→ **Provided material**
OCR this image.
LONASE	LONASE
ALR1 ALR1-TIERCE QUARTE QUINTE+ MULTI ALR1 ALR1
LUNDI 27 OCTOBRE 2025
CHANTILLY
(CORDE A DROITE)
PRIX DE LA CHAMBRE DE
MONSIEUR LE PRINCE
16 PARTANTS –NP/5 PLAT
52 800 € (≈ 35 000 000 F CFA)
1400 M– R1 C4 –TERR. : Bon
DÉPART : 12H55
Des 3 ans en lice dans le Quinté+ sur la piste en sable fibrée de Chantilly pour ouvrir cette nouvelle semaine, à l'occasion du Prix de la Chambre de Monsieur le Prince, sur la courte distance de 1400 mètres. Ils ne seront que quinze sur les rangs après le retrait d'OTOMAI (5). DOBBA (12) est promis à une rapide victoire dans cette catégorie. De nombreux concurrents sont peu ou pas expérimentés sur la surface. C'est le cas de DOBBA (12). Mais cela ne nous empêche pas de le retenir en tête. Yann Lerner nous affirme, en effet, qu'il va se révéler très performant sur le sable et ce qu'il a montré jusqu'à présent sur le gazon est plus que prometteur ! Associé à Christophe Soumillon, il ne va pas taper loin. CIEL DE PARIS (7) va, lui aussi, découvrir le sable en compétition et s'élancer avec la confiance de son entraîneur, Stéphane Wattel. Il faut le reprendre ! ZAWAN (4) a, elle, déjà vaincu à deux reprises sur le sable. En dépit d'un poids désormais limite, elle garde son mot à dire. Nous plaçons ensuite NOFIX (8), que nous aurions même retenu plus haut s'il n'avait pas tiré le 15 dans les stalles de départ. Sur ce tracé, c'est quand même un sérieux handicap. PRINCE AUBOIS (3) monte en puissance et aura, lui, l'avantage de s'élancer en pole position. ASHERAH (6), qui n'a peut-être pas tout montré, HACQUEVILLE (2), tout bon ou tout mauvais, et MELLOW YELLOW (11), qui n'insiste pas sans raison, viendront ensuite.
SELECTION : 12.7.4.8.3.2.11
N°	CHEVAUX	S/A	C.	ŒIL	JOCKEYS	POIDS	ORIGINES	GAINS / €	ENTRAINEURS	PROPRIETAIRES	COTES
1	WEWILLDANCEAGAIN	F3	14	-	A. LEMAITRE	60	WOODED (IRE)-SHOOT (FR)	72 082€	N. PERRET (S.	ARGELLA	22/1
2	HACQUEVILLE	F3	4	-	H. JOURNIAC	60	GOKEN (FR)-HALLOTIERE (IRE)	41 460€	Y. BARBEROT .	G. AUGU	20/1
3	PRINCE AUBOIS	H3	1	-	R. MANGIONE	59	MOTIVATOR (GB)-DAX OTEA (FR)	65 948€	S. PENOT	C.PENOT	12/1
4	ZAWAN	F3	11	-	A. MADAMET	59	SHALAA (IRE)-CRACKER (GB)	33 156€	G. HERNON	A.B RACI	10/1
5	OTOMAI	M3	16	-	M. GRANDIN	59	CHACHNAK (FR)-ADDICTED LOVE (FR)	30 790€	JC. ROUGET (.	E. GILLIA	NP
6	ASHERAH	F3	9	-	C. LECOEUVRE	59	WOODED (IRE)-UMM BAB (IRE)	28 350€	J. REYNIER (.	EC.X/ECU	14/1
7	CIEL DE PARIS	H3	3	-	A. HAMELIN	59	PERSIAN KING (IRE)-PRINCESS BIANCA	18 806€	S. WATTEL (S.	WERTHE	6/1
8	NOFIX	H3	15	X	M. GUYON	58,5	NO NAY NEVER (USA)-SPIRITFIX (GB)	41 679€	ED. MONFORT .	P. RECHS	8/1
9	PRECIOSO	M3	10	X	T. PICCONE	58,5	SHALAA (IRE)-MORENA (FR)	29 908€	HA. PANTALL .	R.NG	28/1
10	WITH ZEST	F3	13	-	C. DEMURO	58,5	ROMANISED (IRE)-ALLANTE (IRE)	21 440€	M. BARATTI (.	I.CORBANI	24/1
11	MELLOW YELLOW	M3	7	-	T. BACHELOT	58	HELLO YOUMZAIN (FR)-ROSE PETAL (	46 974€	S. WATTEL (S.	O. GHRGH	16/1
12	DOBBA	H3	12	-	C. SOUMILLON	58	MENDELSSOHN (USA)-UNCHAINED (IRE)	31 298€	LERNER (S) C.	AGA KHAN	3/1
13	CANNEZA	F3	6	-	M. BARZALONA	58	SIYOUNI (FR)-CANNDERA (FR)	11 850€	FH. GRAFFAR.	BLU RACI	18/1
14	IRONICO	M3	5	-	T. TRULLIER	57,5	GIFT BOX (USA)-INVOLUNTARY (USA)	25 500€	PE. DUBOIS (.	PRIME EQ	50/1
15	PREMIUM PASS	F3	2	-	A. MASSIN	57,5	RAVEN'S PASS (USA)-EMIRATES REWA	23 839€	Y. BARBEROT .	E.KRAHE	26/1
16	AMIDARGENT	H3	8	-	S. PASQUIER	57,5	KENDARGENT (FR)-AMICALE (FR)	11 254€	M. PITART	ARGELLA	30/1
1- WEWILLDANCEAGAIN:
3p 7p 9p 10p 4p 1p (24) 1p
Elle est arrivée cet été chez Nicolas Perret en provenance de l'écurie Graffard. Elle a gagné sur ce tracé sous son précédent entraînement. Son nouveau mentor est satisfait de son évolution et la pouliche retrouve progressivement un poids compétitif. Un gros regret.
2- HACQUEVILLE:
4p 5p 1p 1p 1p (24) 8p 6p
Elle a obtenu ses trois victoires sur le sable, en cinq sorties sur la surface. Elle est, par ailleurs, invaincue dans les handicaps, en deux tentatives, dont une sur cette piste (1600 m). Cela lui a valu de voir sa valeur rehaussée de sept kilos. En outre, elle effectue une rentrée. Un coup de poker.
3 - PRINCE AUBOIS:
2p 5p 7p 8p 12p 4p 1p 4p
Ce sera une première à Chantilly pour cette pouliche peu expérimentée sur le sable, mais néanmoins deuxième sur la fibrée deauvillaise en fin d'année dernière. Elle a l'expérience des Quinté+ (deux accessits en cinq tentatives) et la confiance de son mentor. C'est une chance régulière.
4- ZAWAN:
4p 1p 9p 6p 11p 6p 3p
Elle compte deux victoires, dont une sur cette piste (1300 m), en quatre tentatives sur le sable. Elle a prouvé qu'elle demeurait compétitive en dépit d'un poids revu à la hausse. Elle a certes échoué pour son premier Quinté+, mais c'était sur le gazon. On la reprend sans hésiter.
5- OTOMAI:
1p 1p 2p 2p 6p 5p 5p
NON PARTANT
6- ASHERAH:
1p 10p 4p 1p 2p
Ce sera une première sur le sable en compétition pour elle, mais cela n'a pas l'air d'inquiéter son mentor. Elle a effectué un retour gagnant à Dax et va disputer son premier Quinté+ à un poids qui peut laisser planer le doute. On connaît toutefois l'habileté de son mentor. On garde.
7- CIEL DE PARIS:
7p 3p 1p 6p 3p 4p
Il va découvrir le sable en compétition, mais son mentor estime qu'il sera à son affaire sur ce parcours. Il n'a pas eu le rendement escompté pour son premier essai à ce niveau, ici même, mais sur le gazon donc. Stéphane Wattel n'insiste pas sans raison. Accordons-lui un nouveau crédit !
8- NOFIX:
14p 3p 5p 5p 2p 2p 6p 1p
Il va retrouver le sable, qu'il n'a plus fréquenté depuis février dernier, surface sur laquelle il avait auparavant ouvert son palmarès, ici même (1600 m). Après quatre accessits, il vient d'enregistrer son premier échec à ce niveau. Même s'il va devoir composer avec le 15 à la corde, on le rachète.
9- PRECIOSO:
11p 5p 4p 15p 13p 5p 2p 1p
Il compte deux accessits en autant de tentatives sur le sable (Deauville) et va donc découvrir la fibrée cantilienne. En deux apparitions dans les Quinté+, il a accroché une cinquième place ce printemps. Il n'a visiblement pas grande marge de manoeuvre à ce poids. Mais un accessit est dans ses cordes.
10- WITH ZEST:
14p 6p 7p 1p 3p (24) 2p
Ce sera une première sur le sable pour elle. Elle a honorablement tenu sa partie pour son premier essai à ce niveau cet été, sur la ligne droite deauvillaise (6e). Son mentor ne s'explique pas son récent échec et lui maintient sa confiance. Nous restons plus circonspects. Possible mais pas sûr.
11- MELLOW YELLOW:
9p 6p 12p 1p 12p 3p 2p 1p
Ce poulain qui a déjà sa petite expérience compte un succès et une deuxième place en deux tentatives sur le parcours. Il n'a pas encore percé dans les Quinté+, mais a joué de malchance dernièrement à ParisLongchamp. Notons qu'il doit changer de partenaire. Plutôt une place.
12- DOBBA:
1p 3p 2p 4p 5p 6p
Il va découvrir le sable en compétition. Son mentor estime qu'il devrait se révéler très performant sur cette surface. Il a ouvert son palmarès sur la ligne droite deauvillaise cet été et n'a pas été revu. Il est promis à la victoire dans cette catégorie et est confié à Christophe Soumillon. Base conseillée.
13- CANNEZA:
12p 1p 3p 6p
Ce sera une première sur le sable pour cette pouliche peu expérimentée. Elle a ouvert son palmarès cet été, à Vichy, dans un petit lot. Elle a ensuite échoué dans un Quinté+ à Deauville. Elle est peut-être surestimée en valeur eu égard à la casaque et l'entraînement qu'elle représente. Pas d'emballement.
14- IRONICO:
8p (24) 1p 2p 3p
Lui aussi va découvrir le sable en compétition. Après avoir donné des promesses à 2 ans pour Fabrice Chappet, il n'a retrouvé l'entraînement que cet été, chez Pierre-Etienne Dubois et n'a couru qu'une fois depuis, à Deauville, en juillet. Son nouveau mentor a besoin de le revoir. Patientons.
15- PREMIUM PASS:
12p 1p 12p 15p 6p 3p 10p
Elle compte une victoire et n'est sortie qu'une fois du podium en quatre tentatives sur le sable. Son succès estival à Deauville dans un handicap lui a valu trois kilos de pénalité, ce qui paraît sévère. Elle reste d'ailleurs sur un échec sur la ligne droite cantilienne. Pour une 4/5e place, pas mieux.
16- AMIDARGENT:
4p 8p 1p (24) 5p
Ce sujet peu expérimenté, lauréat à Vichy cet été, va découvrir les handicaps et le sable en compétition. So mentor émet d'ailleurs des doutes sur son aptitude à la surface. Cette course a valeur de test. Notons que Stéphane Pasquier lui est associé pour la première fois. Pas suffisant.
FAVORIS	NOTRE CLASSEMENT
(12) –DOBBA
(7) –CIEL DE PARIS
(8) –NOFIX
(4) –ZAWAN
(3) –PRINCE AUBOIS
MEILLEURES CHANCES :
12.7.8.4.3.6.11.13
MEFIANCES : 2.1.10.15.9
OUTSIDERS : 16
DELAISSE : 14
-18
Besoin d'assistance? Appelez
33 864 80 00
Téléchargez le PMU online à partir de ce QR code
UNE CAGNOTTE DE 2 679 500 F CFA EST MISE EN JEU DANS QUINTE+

→ **What the task requires**
From the entries, report each line that includes the word "IRONICO".

→ **Solution to this problem**
14	IRONICO	M3	5	-	T. TRULLIER	57,5	GIFT BOX (USA)-INVOLUNTARY (USA)	25 500€	PE. DUBOIS (.	PRIME EQ	50/1
14- IRONICO:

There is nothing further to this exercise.